● **What is being asked**:
Copy out all the data, word for word.

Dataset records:

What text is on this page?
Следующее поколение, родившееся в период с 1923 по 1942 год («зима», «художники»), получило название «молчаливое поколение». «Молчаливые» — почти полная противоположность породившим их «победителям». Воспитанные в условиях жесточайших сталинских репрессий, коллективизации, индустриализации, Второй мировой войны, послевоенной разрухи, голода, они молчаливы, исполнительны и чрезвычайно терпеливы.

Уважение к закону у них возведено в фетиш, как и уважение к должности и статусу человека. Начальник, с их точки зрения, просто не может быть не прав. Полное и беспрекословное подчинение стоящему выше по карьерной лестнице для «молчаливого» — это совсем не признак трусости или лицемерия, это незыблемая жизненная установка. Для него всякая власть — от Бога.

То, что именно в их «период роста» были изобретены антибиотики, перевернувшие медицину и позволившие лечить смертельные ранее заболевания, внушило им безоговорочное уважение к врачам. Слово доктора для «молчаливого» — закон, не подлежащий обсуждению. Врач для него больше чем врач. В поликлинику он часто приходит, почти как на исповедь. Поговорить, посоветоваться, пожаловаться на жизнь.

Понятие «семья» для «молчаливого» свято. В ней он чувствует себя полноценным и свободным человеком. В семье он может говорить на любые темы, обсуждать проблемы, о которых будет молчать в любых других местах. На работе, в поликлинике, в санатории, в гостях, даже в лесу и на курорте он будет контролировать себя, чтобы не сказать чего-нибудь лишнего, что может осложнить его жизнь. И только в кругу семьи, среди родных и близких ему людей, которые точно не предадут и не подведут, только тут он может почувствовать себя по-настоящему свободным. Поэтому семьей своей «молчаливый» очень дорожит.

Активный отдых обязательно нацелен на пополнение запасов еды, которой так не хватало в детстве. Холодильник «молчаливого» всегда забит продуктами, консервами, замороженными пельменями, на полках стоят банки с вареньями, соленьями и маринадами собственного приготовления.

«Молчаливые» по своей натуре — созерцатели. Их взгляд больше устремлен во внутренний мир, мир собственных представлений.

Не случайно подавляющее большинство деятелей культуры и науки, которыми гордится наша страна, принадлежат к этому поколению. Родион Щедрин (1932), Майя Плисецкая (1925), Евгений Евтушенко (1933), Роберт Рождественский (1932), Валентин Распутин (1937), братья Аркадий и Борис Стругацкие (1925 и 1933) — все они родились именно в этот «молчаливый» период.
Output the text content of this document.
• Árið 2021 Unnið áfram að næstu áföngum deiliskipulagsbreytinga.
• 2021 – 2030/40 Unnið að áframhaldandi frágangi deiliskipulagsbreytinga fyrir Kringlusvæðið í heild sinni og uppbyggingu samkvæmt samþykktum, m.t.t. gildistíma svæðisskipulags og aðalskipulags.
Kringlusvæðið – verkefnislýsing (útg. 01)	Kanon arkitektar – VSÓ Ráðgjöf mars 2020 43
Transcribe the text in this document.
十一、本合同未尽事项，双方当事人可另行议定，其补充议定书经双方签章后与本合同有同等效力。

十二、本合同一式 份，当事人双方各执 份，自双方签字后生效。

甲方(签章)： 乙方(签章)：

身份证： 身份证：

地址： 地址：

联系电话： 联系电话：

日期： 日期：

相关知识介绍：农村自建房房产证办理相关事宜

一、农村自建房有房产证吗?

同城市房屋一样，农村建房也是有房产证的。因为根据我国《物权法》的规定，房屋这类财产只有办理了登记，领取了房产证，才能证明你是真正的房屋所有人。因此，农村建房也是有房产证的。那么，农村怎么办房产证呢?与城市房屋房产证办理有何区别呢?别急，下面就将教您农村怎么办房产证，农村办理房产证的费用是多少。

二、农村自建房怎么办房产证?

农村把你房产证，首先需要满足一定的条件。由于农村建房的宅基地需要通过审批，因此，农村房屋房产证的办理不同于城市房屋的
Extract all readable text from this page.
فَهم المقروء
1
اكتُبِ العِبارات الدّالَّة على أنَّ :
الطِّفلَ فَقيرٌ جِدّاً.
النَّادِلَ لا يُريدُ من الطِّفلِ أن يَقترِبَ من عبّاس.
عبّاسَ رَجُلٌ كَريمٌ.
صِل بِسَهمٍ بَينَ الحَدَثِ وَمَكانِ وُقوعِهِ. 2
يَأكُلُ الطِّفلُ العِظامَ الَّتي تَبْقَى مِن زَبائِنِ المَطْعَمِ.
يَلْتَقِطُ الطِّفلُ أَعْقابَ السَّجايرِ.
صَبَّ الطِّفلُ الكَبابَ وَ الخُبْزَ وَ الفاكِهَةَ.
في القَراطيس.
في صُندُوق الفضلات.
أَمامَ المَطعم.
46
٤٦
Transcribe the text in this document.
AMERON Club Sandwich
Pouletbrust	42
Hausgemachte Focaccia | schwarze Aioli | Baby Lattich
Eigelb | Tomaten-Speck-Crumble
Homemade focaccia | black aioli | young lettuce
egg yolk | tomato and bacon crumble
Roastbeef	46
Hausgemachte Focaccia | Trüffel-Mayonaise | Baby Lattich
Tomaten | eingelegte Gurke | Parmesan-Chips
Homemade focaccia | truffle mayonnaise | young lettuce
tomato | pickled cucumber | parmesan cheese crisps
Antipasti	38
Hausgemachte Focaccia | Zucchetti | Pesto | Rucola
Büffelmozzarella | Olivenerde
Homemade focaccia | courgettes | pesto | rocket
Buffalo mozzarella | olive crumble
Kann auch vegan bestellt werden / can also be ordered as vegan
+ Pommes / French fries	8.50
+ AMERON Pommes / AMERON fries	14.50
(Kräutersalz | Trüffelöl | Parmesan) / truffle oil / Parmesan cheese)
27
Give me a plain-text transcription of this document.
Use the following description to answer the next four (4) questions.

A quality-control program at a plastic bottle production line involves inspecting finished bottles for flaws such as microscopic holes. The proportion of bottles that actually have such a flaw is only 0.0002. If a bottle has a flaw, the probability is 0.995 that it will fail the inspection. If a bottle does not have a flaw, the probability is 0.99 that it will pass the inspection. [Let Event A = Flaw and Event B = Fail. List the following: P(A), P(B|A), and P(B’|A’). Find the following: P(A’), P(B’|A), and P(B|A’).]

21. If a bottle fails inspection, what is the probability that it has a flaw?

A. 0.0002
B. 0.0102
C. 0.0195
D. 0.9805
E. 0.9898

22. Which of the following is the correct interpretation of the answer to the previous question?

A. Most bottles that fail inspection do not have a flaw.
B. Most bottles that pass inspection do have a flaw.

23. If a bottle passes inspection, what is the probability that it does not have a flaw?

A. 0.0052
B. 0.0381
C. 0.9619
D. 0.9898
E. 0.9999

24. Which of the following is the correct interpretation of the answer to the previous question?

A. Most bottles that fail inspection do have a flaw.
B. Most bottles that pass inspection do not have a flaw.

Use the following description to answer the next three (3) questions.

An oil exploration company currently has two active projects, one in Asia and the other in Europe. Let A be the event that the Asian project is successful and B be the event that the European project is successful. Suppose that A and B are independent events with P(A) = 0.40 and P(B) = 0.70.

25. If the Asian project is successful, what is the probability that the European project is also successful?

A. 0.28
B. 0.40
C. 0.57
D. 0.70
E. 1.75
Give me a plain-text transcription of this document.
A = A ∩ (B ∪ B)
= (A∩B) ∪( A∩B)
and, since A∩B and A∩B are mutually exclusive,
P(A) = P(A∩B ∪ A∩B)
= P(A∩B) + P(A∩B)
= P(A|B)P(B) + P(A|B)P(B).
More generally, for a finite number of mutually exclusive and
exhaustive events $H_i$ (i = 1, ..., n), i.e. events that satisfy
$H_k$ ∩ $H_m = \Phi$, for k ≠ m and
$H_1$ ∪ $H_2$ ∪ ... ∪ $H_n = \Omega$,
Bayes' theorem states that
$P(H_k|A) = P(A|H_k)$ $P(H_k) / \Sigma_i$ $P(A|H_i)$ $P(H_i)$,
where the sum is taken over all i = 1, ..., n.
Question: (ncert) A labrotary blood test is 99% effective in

● **Finished task**:
What text is on this page?
Следующее поколение, родившееся в период с 1923 по 1942 год («зима», «художники»), получило название «молчаливое поколение». «Молчаливые» — почти полная противоположность породившим их «победителям». Воспитанные в условиях жесточайших сталинских репрессий, коллективизации, индустриализации, Второй мировой войны, послевоенной разрухи, голода, они молчаливы, исполнительны и чрезвычайно терпеливы.

Уважение к закону у них возведено в фетиш, как и уважение к должности и статусу человека. Начальник, с их точки зрения, просто не может быть не прав. Полное и беспрекословное подчинение стоящему выше по карьерной лестнице для «молчаливого» — это совсем не признак трусости или лицемерия, это незыблемая жизненная установка. Для него всякая власть — от Бога.

То, что именно в их «период роста» были изобретены антибиотики, перевернувшие медицину и позволившие лечить смертельные ранее заболевания, внушило им безоговорочное уважение к врачам. Слово доктора для «молчаливого» — закон, не подлежащий обсуждению. Врач для него больше чем врач. В поликлинику он часто приходит, почти как на исповедь. Поговорить, посоветоваться, пожаловаться на жизнь.

Понятие «семья» для «молчаливого» свято. В ней он чувствует себя полноценным и свободным человеком. В семье он может говорить на любые темы, обсуждать проблемы, о которых будет молчать в любых других местах. На работе, в поликлинике, в санатории, в гостях, даже в лесу и на курорте он будет контролировать себя, чтобы не сказать чего-нибудь лишнего, что может осложнить его жизнь. И только в кругу семьи, среди родных и близких ему людей, которые точно не предадут и не подведут, только тут он может почувствовать себя по-настоящему свободным. Поэтому семьей своей «молчаливый» очень дорожит.

Активный отдых обязательно нацелен на пополнение запасов еды, которой так не хватало в детстве. Холодильник «молчаливого» всегда забит продуктами, консервами, замороженными пельменями, на полках стоят банки с вареньями, соленьями и маринадами собственного приготовления.

«Молчаливые» по своей натуре — созерцатели. Их взгляд больше устремлен во внутренний мир, мир собственных представлений.

Не случайно подавляющее большинство деятелей культуры и науки, которыми гордится наша страна, принадлежат к этому поколению. Родион Щедрин (1932), Майя Плисецкая (1925), Евгений Евтушенко (1933), Роберт Рождественский (1932), Валентин Распутин (1937), братья Аркадий и Борис Стругацкие (1925 и 1933) — все они родились именно в этот «молчаливый» период.
Output the text content of this document.
• Árið 2021 Unnið áfram að næstu áföngum deiliskipulagsbreytinga.
• 2021 – 2030/40 Unnið að áframhaldandi frágangi deiliskipulagsbreytinga fyrir Kringlusvæðið í heild sinni og uppbyggingu samkvæmt samþykktum, m.t.t. gildistíma svæðisskipulags og aðalskipulags.
Kringlusvæðið – verkefnislýsing (útg. 01)	Kanon arkitektar – VSÓ Ráðgjöf mars 2020 43
Transcribe the text in this document.
十一、本合同未尽事项，双方当事人可另行议定，其补充议定书经双方签章后与本合同有同等效力。

十二、本合同一式 份，当事人双方各执 份，自双方签字后生效。

甲方(签章)： 乙方(签章)：

身份证： 身份证：

地址： 地址：

联系电话： 联系电话：

日期： 日期：

相关知识介绍：农村自建房房产证办理相关事宜

一、农村自建房有房产证吗?

同城市房屋一样，农村建房也是有房产证的。因为根据我国《物权法》的规定，房屋这类财产只有办理了登记，领取了房产证，才能证明你是真正的房屋所有人。因此，农村建房也是有房产证的。那么，农村怎么办房产证呢?与城市房屋房产证办理有何区别呢?别急，下面就将教您农村怎么办房产证，农村办理房产证的费用是多少。

二、农村自建房怎么办房产证?

农村把你房产证，首先需要满足一定的条件。由于农村建房的宅基地需要通过审批，因此，农村房屋房产证的办理不同于城市房屋的
Extract all readable text from this page.
فَهم المقروء
1
اكتُبِ العِبارات الدّالَّة على أنَّ :
الطِّفلَ فَقيرٌ جِدّاً.
النَّادِلَ لا يُريدُ من الطِّفلِ أن يَقترِبَ من عبّاس.
عبّاسَ رَجُلٌ كَريمٌ.
صِل بِسَهمٍ بَينَ الحَدَثِ وَمَكانِ وُقوعِهِ. 2
يَأكُلُ الطِّفلُ العِظامَ الَّتي تَبْقَى مِن زَبائِنِ المَطْعَمِ.
يَلْتَقِطُ الطِّفلُ أَعْقابَ السَّجايرِ.
صَبَّ الطِّفلُ الكَبابَ وَ الخُبْزَ وَ الفاكِهَةَ.
في القَراطيس.
في صُندُوق الفضلات.
أَمامَ المَطعم.
46
٤٦
Transcribe the text in this document.
AMERON Club Sandwich
Pouletbrust	42
Hausgemachte Focaccia | schwarze Aioli | Baby Lattich
Eigelb | Tomaten-Speck-Crumble
Homemade focaccia | black aioli | young lettuce
egg yolk | tomato and bacon crumble
Roastbeef	46
Hausgemachte Focaccia | Trüffel-Mayonaise | Baby Lattich
Tomaten | eingelegte Gurke | Parmesan-Chips
Homemade focaccia | truffle mayonnaise | young lettuce
tomato | pickled cucumber | parmesan cheese crisps
Antipasti	38
Hausgemachte Focaccia | Zucchetti | Pesto | Rucola
Büffelmozzarella | Olivenerde
Homemade focaccia | courgettes | pesto | rocket
Buffalo mozzarella | olive crumble
Kann auch vegan bestellt werden / can also be ordered as vegan
+ Pommes / French fries	8.50
+ AMERON Pommes / AMERON fries	14.50
(Kräutersalz | Trüffelöl | Parmesan) / truffle oil / Parmesan cheese)
27
Give me a plain-text transcription of this document.
Use the following description to answer the next four (4) questions.

A quality-control program at a plastic bottle production line involves inspecting finished bottles for flaws such as microscopic holes. The proportion of bottles that actually have such a flaw is only 0.0002. If a bottle has a flaw, the probability is 0.995 that it will fail the inspection. If a bottle does not have a flaw, the probability is 0.99 that it will pass the inspection. [Let Event A = Flaw and Event B = Fail. List the following: P(A), P(B|A), and P(B’|A’). Find the following: P(A’), P(B’|A), and P(B|A’).]

21. If a bottle fails inspection, what is the probability that it has a flaw?

A. 0.0002
B. 0.0102
C. 0.0195
D. 0.9805
E. 0.9898

22. Which of the following is the correct interpretation of the answer to the previous question?

A. Most bottles that fail inspection do not have a flaw.
B. Most bottles that pass inspection do have a flaw.

23. If a bottle passes inspection, what is the probability that it does not have a flaw?

A. 0.0052
B. 0.0381
C. 0.9619
D. 0.9898
E. 0.9999

24. Which of the following is the correct interpretation of the answer to the previous question?

A. Most bottles that fail inspection do have a flaw.
B. Most bottles that pass inspection do not have a flaw.

Use the following description to answer the next three (3) questions.

An oil exploration company currently has two active projects, one in Asia and the other in Europe. Let A be the event that the Asian project is successful and B be the event that the European project is successful. Suppose that A and B are independent events with P(A) = 0.40 and P(B) = 0.70.

25. If the Asian project is successful, what is the probability that the European project is also successful?

A. 0.28
B. 0.40
C. 0.57
D. 0.70
E. 1.75
Give me a plain-text transcription of this document.
A = A ∩ (B ∪ B)
= (A∩B) ∪( A∩B)
and, since A∩B and A∩B are mutually exclusive,
P(A) = P(A∩B ∪ A∩B)
= P(A∩B) + P(A∩B)
= P(A|B)P(B) + P(A|B)P(B).
More generally, for a finite number of mutually exclusive and
exhaustive events $H_i$ (i = 1, ..., n), i.e. events that satisfy
$H_k$ ∩ $H_m = \Phi$, for k ≠ m and
$H_1$ ∪ $H_2$ ∪ ... ∪ $H_n = \Omega$,
Bayes' theorem states that
$P(H_k|A) = P(A|H_k)$ $P(H_k) / \Sigma_i$ $P(A|H_i)$ $P(H_i)$,
where the sum is taken over all i = 1, ..., n.
Question: (ncert) A labrotary blood test is 99% effective in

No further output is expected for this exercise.